→ **Written request**
Filter these entries so that only lines with the word "baholanishi" remain.
+++ Given records
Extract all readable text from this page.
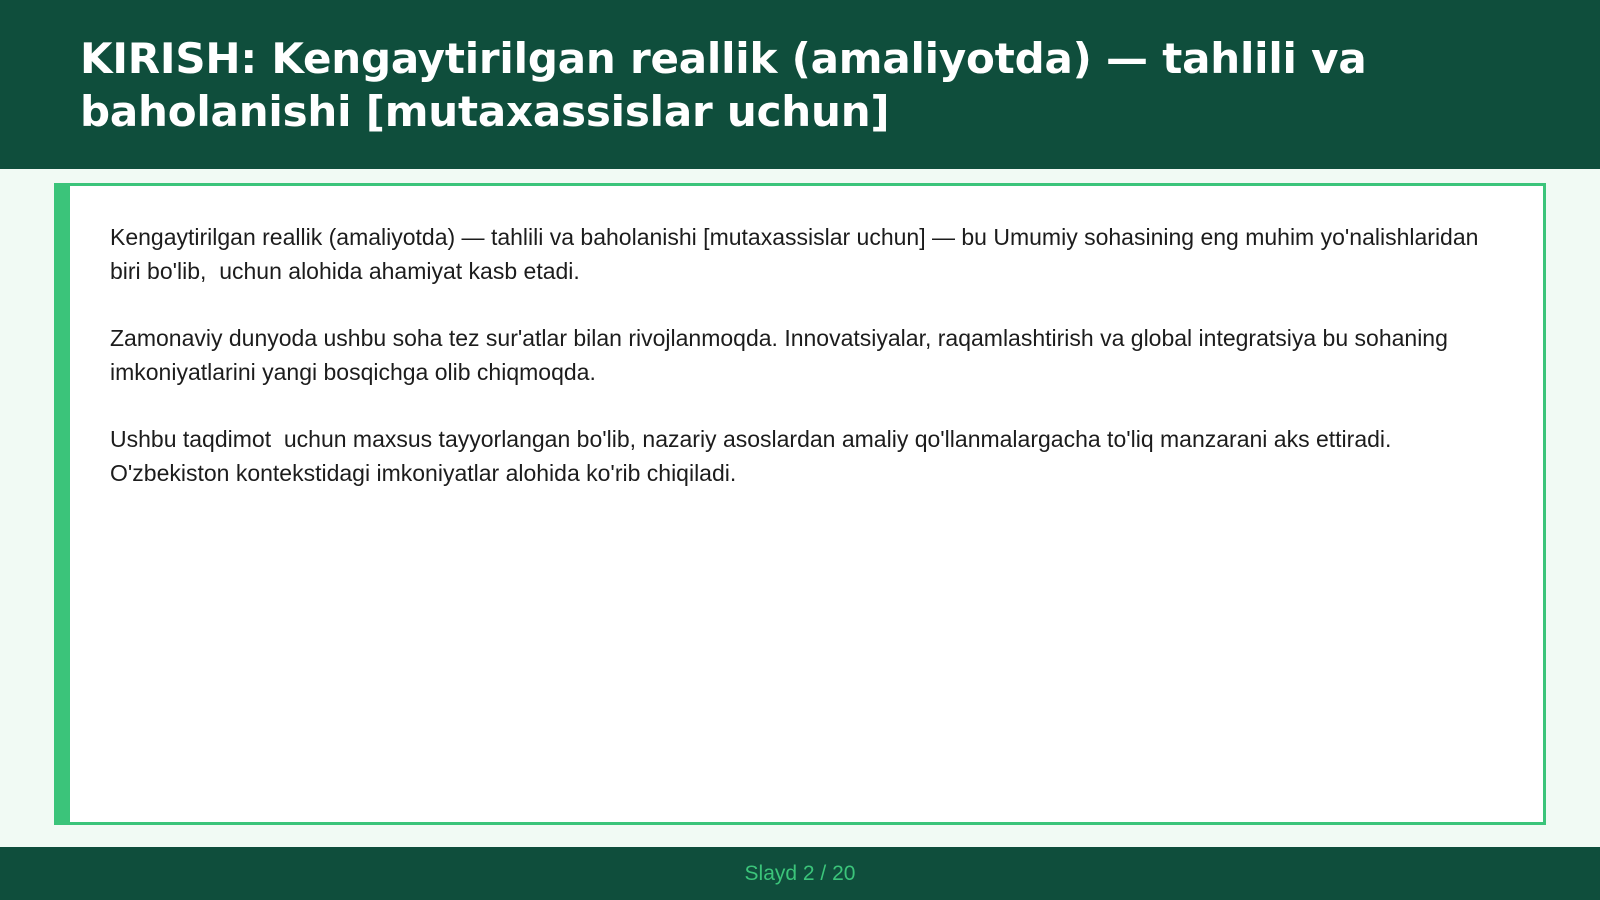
KIRISH: Kengaytirilgan reallik (amaliyotda) — tahlili va baholanishi [mutaxassislar uchun]

Kengaytirilgan reallik (amaliyotda) — tahlili va baholanishi [mutaxassislar uchun] — bu Umumiy sohasining eng muhim yo'nalishlaridan biri bo'lib,  uchun alohida ahamiyat kasb etadi.

Zamonaviy dunyoda ushbu soha tez sur'atlar bilan rivojlanmoqda. Innovatsiyalar, raqamlashtirish va global integratsiya bu sohaning imkoniyatlarini yangi bosqichga olib chiqmoqda.

Ushbu taqdimot  uchun maxsus tayyorlangan bo'lib, nazariy asoslardan amaliy qo'llanmalargacha to'liq manzarani aks ettiradi. O'zbekiston kontekstidagi imkoniyatlar alohida ko'rib chiqiladi.

Slayd 2 / 20
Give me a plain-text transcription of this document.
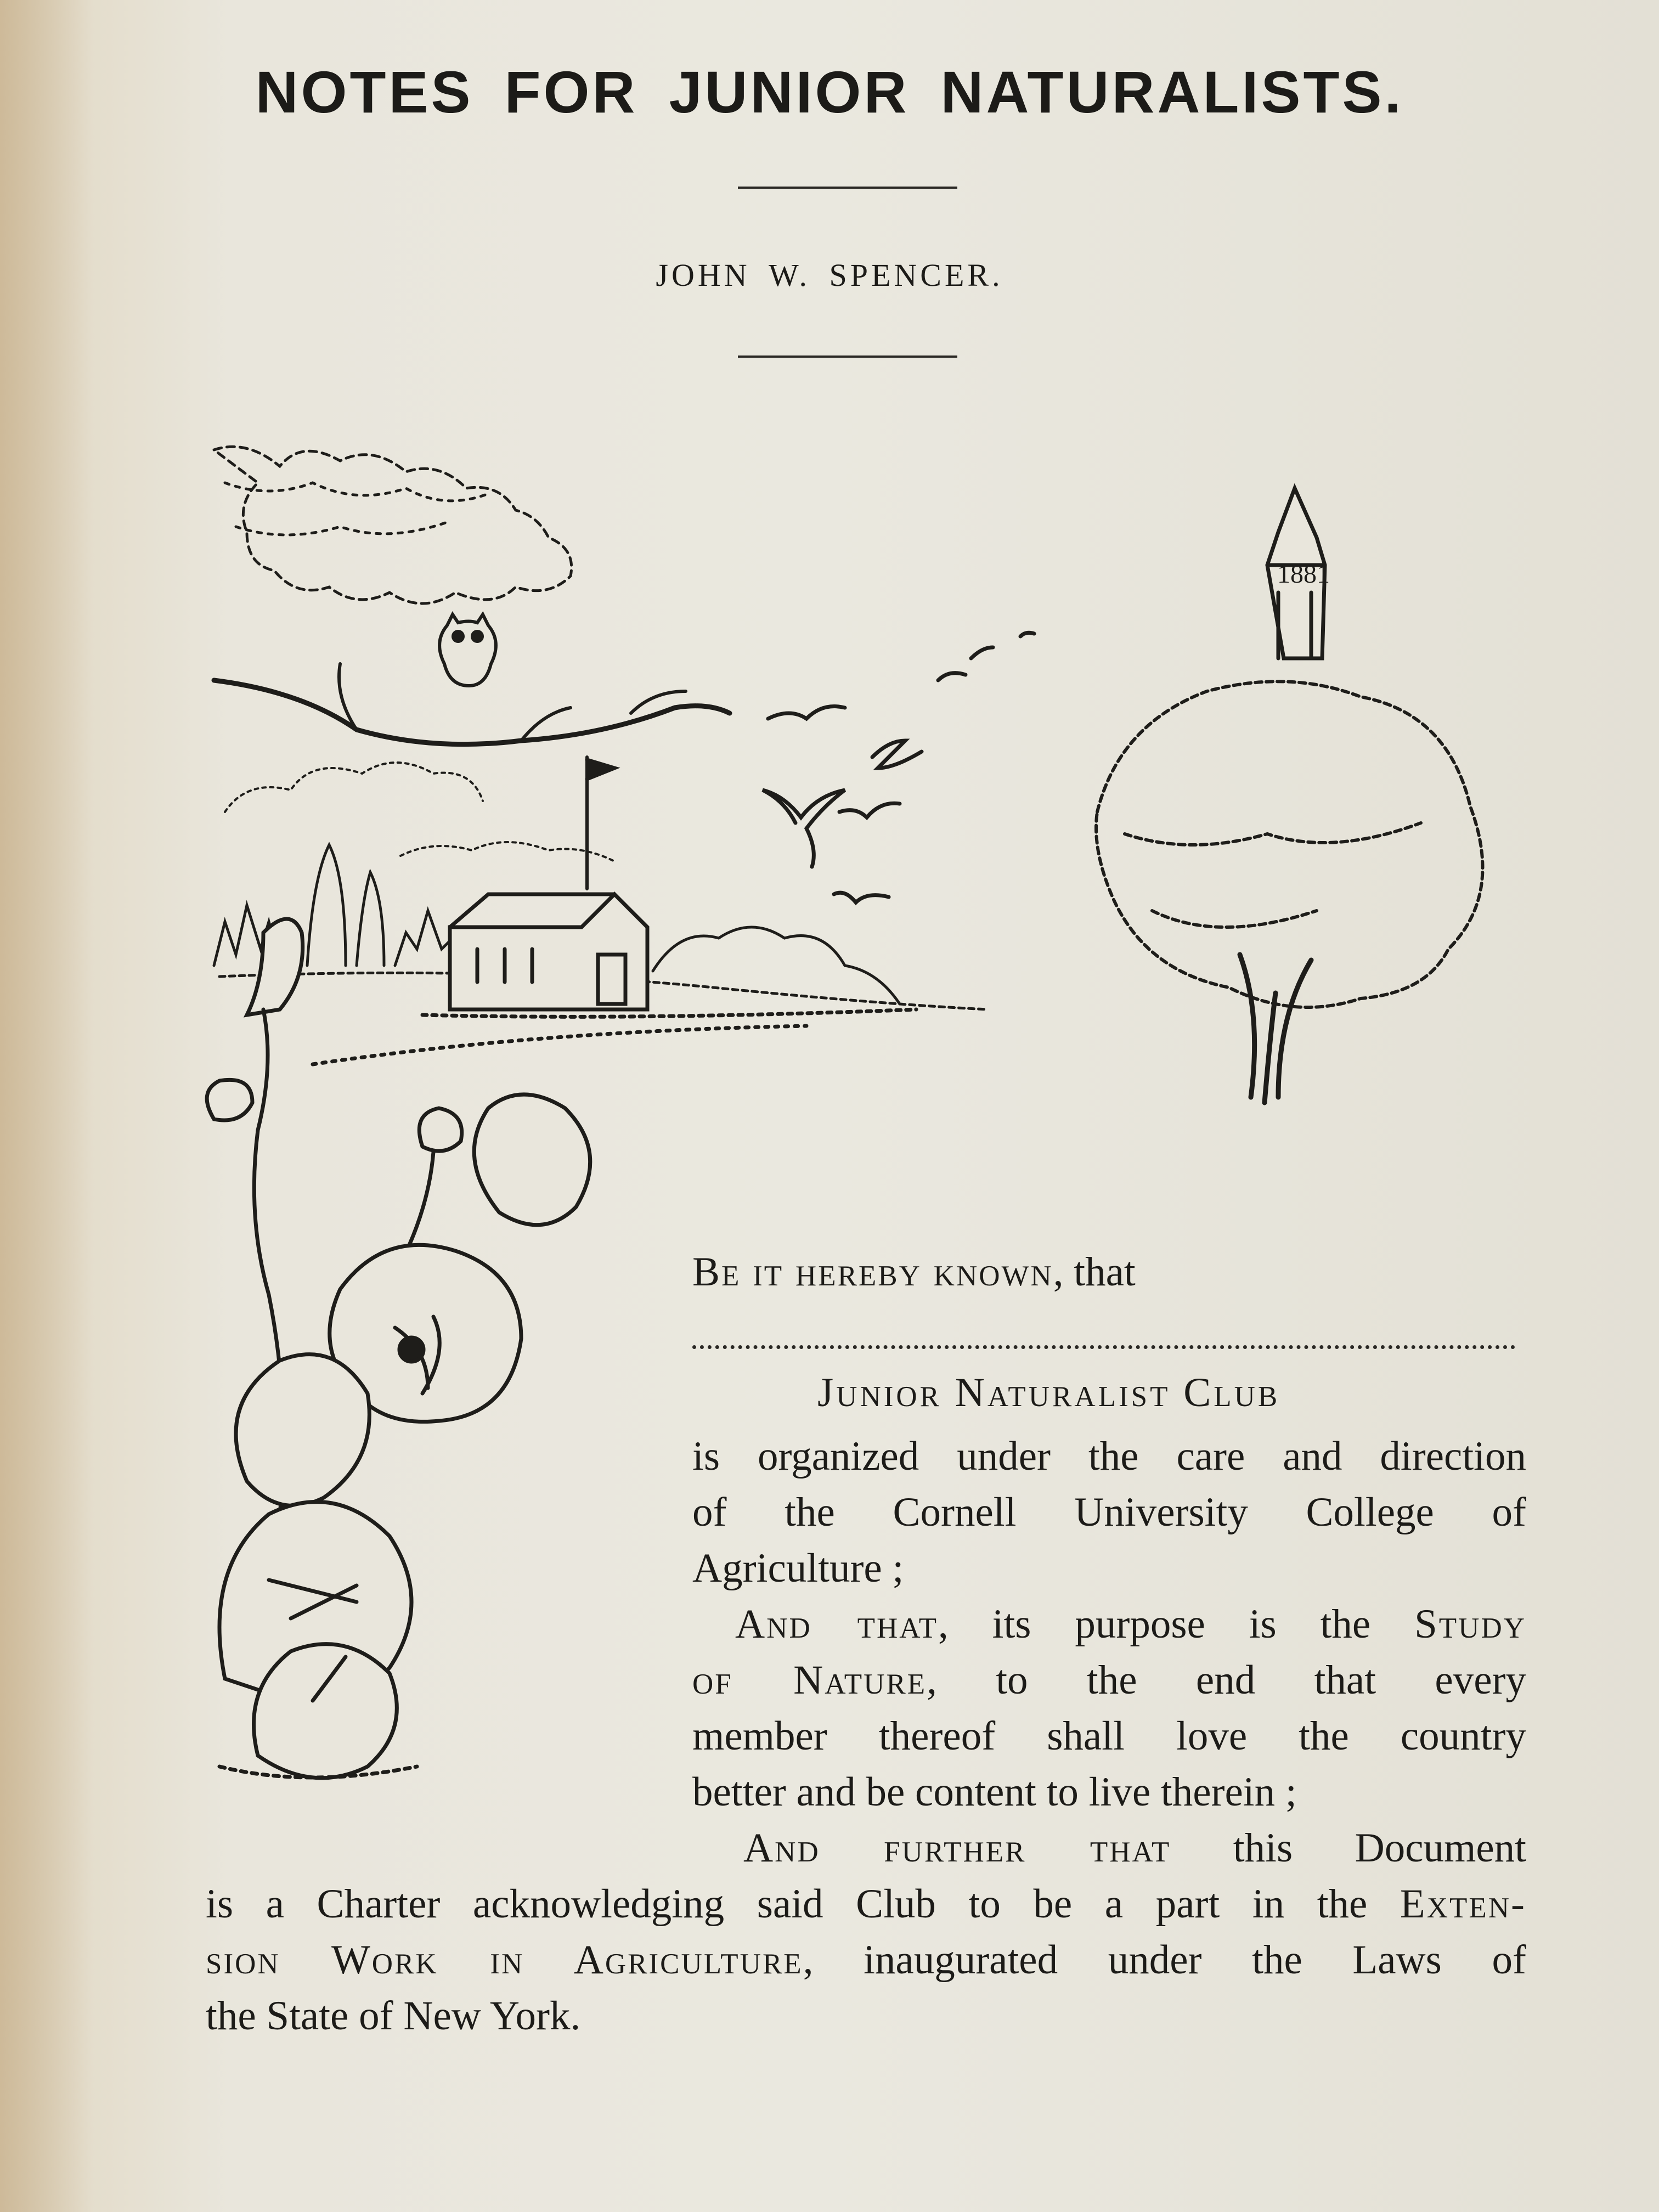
NOTES FOR JUNIOR NATURALISTS.
JOHN W. SPENCER.
1881
Be it hereby known, that
Junior Naturalist Club
is organized under the care and direction
of the Cornell University College of
Agriculture ;
And that, its purpose is the Study
of Nature, to the end that every
member thereof shall love the country
better and be content to live therein ;
And further that this Document
is a Charter acknowledging said Club to be a part in the Exten-
sion Work in Agriculture, inaugurated under the Laws of
the State of New York.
++++++
→ **Exercise answer**
KIRISH: Kengaytirilgan reallik (amaliyotda) — tahlili va baholanishi [mutaxassislar uchun]
Kengaytirilgan reallik (amaliyotda) — tahlili va baholanishi [mutaxassislar uchun] — bu Umumiy sohasining eng muhim yo'nalishlaridan biri bo'lib,  uchun alohida ahamiyat kasb etadi.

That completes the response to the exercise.